- [DATA IN THIS EXERCISE]:

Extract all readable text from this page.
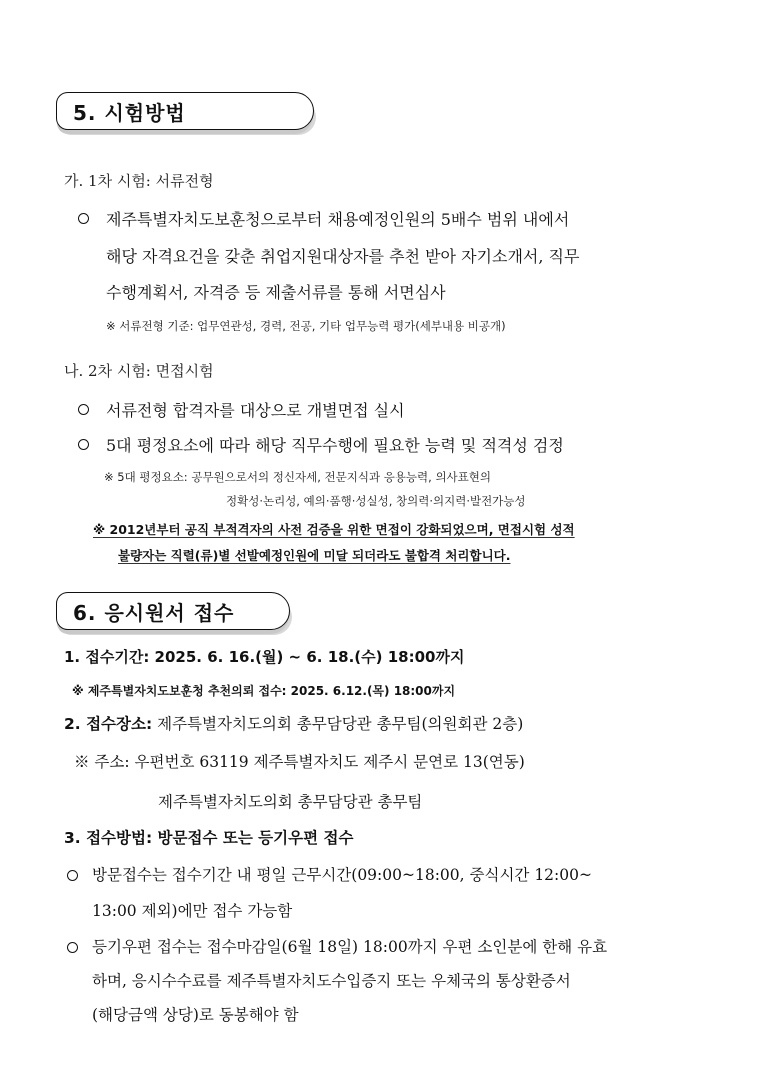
5. 시험방법
가. 1차 시험: 서류전형
제주특별자치도보훈청으로부터 채용예정인원의 5배수 범위 내에서
해당 자격요건을 갖춘 취업지원대상자를 추천 받아 자기소개서, 직무
수행계획서, 자격증 등 제출서류를 통해 서면심사
※ 서류전형 기준: 업무연관성, 경력, 전공, 기타 업무능력 평가(세부내용 비공개)
나. 2차 시험: 면접시험
서류전형 합격자를 대상으로 개별면접 실시
5대 평정요소에 따라 해당 직무수행에 필요한 능력 및 적격성 검정
※ 5대 평정요소: 공무원으로서의 정신자세, 전문지식과 응용능력, 의사표현의
정확성·논리성, 예의·품행·성실성, 창의력·의지력·발전가능성
※ 2012년부터 공직 부적격자의 사전 검증을 위한 면접이 강화되었으며, 면접시험 성적
불량자는 직렬(류)별 선발예정인원에 미달 되더라도 불합격 처리합니다.
6. 응시원서 접수
1. 접수기간: 2025. 6. 16.(월) ~ 6. 18.(수) 18:00까지
※ 제주특별자치도보훈청 추천의뢰 접수: 2025. 6.12.(목) 18:00까지
2. 접수장소: 제주특별자치도의회 총무담당관 총무팀(의원회관 2층)
※ 주소: 우편번호 63119 제주특별자치도 제주시 문연로 13(연동)
제주특별자치도의회 총무담당관 총무팀
3. 접수방법: 방문접수 또는 등기우편 접수
방문접수는 접수기간 내 평일 근무시간(09:00~18:00, 중식시간 12:00~
13:00 제외)에만 접수 가능함
등기우편 접수는 접수마감일(6월 18일) 18:00까지 우편 소인분에 한해 유효
하며, 응시수수료를 제주특별자치도수입증지 또는 우체국의 통상환증서
(해당금액 상당)로 동봉해야 함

- [YOUR OBJECTIVE]: Your copy of the data above should match it exactly, except that pictures are left out.

- [ANSWER TO THIS TASK]:
Extract all readable text from this page.
5. 시험방법
가. 1차 시험: 서류전형
제주특별자치도보훈청으로부터 채용예정인원의 5배수 범위 내에서
해당 자격요건을 갖춘 취업지원대상자를 추천 받아 자기소개서, 직무
수행계획서, 자격증 등 제출서류를 통해 서면심사
※ 서류전형 기준: 업무연관성, 경력, 전공, 기타 업무능력 평가(세부내용 비공개)
나. 2차 시험: 면접시험
서류전형 합격자를 대상으로 개별면접 실시
5대 평정요소에 따라 해당 직무수행에 필요한 능력 및 적격성 검정
※ 5대 평정요소: 공무원으로서의 정신자세, 전문지식과 응용능력, 의사표현의
정확성·논리성, 예의·품행·성실성, 창의력·의지력·발전가능성
※ 2012년부터 공직 부적격자의 사전 검증을 위한 면접이 강화되었으며, 면접시험 성적
불량자는 직렬(류)별 선발예정인원에 미달 되더라도 불합격 처리합니다.
6. 응시원서 접수
1. 접수기간: 2025. 6. 16.(월) ~ 6. 18.(수) 18:00까지
※ 제주특별자치도보훈청 추천의뢰 접수: 2025. 6.12.(목) 18:00까지
2. 접수장소: 제주특별자치도의회 총무담당관 총무팀(의원회관 2층)
※ 주소: 우편번호 63119 제주특별자치도 제주시 문연로 13(연동)
제주특별자치도의회 총무담당관 총무팀
3. 접수방법: 방문접수 또는 등기우편 접수
방문접수는 접수기간 내 평일 근무시간(09:00~18:00, 중식시간 12:00~
13:00 제외)에만 접수 가능함
등기우편 접수는 접수마감일(6월 18일) 18:00까지 우편 소인분에 한해 유효
하며, 응시수수료를 제주특별자치도수입증지 또는 우체국의 통상환증서
(해당금액 상당)로 동봉해야 함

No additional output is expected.